§ **Listed entries**:
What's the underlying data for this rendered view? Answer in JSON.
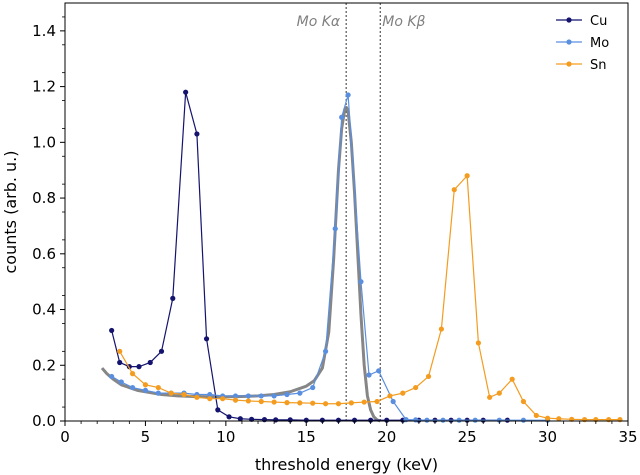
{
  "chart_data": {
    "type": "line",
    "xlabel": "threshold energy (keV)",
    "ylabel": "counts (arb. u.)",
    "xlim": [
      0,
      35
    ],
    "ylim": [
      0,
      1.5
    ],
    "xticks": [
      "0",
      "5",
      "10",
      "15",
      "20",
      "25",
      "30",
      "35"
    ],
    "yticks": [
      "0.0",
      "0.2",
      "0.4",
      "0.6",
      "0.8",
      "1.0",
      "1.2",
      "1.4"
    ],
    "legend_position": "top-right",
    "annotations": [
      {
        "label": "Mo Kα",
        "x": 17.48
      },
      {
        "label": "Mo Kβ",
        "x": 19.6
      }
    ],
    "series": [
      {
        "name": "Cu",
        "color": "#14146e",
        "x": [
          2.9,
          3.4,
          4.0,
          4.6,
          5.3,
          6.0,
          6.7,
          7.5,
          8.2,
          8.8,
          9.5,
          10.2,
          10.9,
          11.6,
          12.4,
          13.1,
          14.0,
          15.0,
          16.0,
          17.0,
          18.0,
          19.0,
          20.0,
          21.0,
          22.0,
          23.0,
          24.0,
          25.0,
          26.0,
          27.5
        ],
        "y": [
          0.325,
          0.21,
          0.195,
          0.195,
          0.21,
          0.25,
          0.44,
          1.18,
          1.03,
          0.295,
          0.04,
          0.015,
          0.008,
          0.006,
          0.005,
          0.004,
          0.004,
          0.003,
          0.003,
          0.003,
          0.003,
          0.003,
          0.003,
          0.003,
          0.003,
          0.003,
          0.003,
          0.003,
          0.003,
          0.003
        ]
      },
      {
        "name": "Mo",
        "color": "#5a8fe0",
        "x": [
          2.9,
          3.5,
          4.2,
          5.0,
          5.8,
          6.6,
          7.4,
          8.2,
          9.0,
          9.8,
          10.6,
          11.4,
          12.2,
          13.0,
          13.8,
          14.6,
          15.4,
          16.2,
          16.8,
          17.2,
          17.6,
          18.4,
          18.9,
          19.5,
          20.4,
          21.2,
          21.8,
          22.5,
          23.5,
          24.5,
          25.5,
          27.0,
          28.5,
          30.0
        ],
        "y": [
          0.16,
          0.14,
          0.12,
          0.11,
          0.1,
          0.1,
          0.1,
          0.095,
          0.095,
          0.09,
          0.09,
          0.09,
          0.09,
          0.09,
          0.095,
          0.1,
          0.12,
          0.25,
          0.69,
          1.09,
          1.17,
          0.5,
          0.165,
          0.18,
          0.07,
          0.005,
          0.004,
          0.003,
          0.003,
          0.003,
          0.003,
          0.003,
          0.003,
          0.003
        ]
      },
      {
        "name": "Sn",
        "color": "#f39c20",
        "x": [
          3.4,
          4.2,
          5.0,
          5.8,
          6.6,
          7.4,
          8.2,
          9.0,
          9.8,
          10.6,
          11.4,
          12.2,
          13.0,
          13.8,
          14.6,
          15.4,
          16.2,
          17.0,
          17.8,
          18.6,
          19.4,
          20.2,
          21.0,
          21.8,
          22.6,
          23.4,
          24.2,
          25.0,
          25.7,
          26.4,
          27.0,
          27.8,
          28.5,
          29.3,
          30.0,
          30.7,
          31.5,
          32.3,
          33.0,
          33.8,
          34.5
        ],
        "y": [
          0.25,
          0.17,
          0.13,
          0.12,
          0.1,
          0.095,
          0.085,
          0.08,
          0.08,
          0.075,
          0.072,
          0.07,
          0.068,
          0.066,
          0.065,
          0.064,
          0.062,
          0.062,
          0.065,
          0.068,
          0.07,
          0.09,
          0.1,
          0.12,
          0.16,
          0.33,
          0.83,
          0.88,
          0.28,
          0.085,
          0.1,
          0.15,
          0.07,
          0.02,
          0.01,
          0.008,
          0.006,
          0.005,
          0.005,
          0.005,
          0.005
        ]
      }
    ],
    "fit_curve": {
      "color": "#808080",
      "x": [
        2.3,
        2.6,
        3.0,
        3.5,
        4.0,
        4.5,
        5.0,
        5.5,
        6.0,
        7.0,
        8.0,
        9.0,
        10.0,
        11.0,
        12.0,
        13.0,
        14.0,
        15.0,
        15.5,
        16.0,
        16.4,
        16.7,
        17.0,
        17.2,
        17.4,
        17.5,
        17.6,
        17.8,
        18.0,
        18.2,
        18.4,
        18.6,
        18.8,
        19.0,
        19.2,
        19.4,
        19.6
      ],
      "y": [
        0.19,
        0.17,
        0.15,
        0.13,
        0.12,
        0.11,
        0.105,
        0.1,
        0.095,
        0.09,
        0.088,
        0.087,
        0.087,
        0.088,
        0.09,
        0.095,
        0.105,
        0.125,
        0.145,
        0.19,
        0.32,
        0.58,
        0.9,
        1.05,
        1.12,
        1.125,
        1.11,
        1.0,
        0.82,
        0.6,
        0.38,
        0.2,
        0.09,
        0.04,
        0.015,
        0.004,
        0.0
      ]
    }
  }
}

§ **Directions for this task**: Write out the listing above again, exactly, but with no pictures in the copy.

§ **Solution**:
What's the underlying data for this rendered view? Answer in JSON.
{
  "chart_data": {
    "type": "line",
    "xlabel": "threshold energy (keV)",
    "ylabel": "counts (arb. u.)",
    "xlim": [
      0,
      35
    ],
    "ylim": [
      0,
      1.5
    ],
    "xticks": [
      "0",
      "5",
      "10",
      "15",
      "20",
      "25",
      "30",
      "35"
    ],
    "yticks": [
      "0.0",
      "0.2",
      "0.4",
      "0.6",
      "0.8",
      "1.0",
      "1.2",
      "1.4"
    ],
    "legend_position": "top-right",
    "annotations": [
      {
        "label": "Mo Kα",
        "x": 17.48
      },
      {
        "label": "Mo Kβ",
        "x": 19.6
      }
    ],
    "series": [
      {
        "name": "Cu",
        "color": "#14146e",
        "x": [
          2.9,
          3.4,
          4.0,
          4.6,
          5.3,
          6.0,
          6.7,
          7.5,
          8.2,
          8.8,
          9.5,
          10.2,
          10.9,
          11.6,
          12.4,
          13.1,
          14.0,
          15.0,
          16.0,
          17.0,
          18.0,
          19.0,
          20.0,
          21.0,
          22.0,
          23.0,
          24.0,
          25.0,
          26.0,
          27.5
        ],
        "y": [
          0.325,
          0.21,
          0.195,
          0.195,
          0.21,
          0.25,
          0.44,
          1.18,
          1.03,
          0.295,
          0.04,
          0.015,
          0.008,
          0.006,
          0.005,
          0.004,
          0.004,
          0.003,
          0.003,
          0.003,
          0.003,
          0.003,
          0.003,
          0.003,
          0.003,
          0.003,
          0.003,
          0.003,
          0.003,
          0.003
        ]
      },
      {
        "name": "Mo",
        "color": "#5a8fe0",
        "x": [
          2.9,
          3.5,
          4.2,
          5.0,
          5.8,
          6.6,
          7.4,
          8.2,
          9.0,
          9.8,
          10.6,
          11.4,
          12.2,
          13.0,
          13.8,
          14.6,
          15.4,
          16.2,
          16.8,
          17.2,
          17.6,
          18.4,
          18.9,
          19.5,
          20.4,
          21.2,
          21.8,
          22.5,
          23.5,
          24.5,
          25.5,
          27.0,
          28.5,
          30.0
        ],
        "y": [
          0.16,
          0.14,
          0.12,
          0.11,
          0.1,
          0.1,
          0.1,
          0.095,
          0.095,
          0.09,
          0.09,
          0.09,
          0.09,
          0.09,
          0.095,
          0.1,
          0.12,
          0.25,
          0.69,
          1.09,
          1.17,
          0.5,
          0.165,
          0.18,
          0.07,
          0.005,
          0.004,
          0.003,
          0.003,
          0.003,
          0.003,
          0.003,
          0.003,
          0.003
        ]
      },
      {
        "name": "Sn",
        "color": "#f39c20",
        "x": [
          3.4,
          4.2,
          5.0,
          5.8,
          6.6,
          7.4,
          8.2,
          9.0,
          9.8,
          10.6,
          11.4,
          12.2,
          13.0,
          13.8,
          14.6,
          15.4,
          16.2,
          17.0,
          17.8,
          18.6,
          19.4,
          20.2,
          21.0,
          21.8,
          22.6,
          23.4,
          24.2,
          25.0,
          25.7,
          26.4,
          27.0,
          27.8,
          28.5,
          29.3,
          30.0,
          30.7,
          31.5,
          32.3,
          33.0,
          33.8,
          34.5
        ],
        "y": [
          0.25,
          0.17,
          0.13,
          0.12,
          0.1,
          0.095,
          0.085,
          0.08,
          0.08,
          0.075,
          0.072,
          0.07,
          0.068,
          0.066,
          0.065,
          0.064,
          0.062,
          0.062,
          0.065,
          0.068,
          0.07,
          0.09,
          0.1,
          0.12,
          0.16,
          0.33,
          0.83,
          0.88,
          0.28,
          0.085,
          0.1,
          0.15,
          0.07,
          0.02,
          0.01,
          0.008,
          0.006,
          0.005,
          0.005,
          0.005,
          0.005
        ]
      }
    ],
    "fit_curve": {
      "color": "#808080",
      "x": [
        2.3,
        2.6,
        3.0,
        3.5,
        4.0,
        4.5,
        5.0,
        5.5,
        6.0,
        7.0,
        8.0,
        9.0,
        10.0,
        11.0,
        12.0,
        13.0,
        14.0,
        15.0,
        15.5,
        16.0,
        16.4,
        16.7,
        17.0,
        17.2,
        17.4,
        17.5,
        17.6,
        17.8,
        18.0,
        18.2,
        18.4,
        18.6,
        18.8,
        19.0,
        19.2,
        19.4,
        19.6
      ],
      "y": [
        0.19,
        0.17,
        0.15,
        0.13,
        0.12,
        0.11,
        0.105,
        0.1,
        0.095,
        0.09,
        0.088,
        0.087,
        0.087,
        0.088,
        0.09,
        0.095,
        0.105,
        0.125,
        0.145,
        0.19,
        0.32,
        0.58,
        0.9,
        1.05,
        1.12,
        1.125,
        1.11,
        1.0,
        0.82,
        0.6,
        0.38,
        0.2,
        0.09,
        0.04,
        0.015,
        0.004,
        0.0
      ]
    }
  }
}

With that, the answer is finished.